<-References Go to ToC Processes ->
The MMM-TEC standard has been developed based on ten design principles:
- Metaverse objects as interoperable Items: Items are signed assemblies of data specified by JSON Schemas with technology descriptors expressed as Qualifiers (Sub‑Type, Format, Attributes).
- Actions in metaverse are Rights‑centric: Processes are metaverse actuators operating on the basis of Deontic permissions (May), prohibitions (May Not), and Obligations (Must) governing all Actions on Items.
- Speech Acts as contracts represented by Process Actions: Interactions are expressed as Process Actions acting on Items via Complements and producing explicit outcomes (PA Status).
- Separation of concerns in security: Rules are set by the M‑Instance Manager (Governance) and Enforcement is specified by MMM-TEC but is mechanism‑neutral.
- Federated trust: Resolution enables cross‑M-Instance interoperation; trust is based on governance/trust agreements among parties.
- Auditable activity: Activity Data (logs) can be collected and be verified; concrete tamper‑resistant evidence is implementation‑defined.
- Inter‑Process Protocol & value transfer: Service invocation and payments are “first‑class” (Value→Wallet).
- Capability exposure & conversion: Capabilities are advertised; Conversion Services bridge Qualifier gaps.
- Fault-reporting Items: Fault Behaviour Report (intra‑instance) and Fault Detection Report (cross‑instance) are standard claim/alert payloads.
- Capability scoping (Profiles): The Baseline/Finance/Management/High Profiles keep implementations focused to the needs of applications.
The following text describes the architecture and the operation of MMM-TEC using a subset of the normative MMM-TEC elements. The full specification of all MMM-TEC elements, however, is delegated to the relevant MMM-TEC Chapters.

**Entries drawn from a collection:**

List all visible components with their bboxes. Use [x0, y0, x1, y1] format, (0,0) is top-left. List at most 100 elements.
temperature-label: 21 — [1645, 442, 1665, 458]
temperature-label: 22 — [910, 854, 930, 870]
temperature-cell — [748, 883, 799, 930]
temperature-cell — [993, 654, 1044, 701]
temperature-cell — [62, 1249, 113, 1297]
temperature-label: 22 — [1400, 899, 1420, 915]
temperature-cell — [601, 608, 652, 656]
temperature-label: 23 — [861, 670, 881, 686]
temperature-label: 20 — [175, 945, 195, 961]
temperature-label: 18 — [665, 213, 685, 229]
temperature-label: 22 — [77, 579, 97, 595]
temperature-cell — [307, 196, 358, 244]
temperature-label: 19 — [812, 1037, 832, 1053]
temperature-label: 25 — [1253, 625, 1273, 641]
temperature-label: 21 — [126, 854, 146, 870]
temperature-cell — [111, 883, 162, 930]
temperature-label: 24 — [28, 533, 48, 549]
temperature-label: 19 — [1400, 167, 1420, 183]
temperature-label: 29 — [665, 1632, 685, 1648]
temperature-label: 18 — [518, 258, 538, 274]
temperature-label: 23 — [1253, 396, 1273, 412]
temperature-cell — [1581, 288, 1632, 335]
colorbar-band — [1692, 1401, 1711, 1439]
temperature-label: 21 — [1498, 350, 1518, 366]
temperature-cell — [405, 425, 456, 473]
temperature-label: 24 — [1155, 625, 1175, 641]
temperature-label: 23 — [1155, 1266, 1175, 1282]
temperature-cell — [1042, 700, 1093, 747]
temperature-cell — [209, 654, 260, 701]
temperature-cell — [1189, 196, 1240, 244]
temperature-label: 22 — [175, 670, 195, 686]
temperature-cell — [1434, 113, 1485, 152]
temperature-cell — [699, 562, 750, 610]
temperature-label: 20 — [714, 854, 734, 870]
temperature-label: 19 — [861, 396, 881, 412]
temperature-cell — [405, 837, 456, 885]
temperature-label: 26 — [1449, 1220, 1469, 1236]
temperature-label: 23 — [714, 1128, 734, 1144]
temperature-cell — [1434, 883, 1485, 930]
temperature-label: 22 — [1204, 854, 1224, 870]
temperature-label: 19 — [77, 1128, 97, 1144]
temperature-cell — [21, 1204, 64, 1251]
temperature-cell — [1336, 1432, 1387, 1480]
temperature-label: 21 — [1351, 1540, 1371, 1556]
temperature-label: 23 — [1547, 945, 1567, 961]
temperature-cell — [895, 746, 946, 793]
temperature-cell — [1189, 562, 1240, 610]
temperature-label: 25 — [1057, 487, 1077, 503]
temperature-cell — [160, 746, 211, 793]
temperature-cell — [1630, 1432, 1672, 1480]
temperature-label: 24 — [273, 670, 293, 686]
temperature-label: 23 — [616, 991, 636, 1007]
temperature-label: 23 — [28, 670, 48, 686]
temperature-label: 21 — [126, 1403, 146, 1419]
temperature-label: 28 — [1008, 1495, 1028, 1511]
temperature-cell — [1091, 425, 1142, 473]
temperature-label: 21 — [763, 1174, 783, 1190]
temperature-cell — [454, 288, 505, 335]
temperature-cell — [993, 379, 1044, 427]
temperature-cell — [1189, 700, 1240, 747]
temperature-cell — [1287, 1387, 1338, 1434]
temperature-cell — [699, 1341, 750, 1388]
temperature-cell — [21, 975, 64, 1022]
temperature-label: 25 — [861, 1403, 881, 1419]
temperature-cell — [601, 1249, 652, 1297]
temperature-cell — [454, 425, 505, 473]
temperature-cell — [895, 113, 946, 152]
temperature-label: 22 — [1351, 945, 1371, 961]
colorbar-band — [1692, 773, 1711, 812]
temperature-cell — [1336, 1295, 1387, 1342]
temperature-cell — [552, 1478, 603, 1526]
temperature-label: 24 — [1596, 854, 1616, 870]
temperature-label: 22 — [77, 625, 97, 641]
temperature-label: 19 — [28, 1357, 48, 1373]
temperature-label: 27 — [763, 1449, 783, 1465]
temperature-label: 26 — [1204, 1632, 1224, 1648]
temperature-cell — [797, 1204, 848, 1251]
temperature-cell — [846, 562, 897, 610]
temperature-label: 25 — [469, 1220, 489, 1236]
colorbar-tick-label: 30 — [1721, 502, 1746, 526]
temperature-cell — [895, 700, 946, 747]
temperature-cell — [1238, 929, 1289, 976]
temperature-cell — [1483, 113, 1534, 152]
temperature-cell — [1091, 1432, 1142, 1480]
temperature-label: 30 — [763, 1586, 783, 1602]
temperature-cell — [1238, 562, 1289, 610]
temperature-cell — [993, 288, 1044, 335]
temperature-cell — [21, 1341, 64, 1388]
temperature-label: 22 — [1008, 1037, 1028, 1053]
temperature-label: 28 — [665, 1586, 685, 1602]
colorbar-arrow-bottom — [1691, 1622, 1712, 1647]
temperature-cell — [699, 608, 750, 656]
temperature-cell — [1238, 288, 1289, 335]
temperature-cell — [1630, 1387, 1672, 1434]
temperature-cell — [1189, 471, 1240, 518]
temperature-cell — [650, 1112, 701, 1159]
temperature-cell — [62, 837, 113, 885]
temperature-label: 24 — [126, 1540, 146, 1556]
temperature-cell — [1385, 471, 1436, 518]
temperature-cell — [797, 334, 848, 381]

**Written instruction:** In the passage on the MMM-TEC design principles, which party sets the Rules under the principle of separation of concerns in security?

**Solved problem:** The M‑Instance Manager (Governance).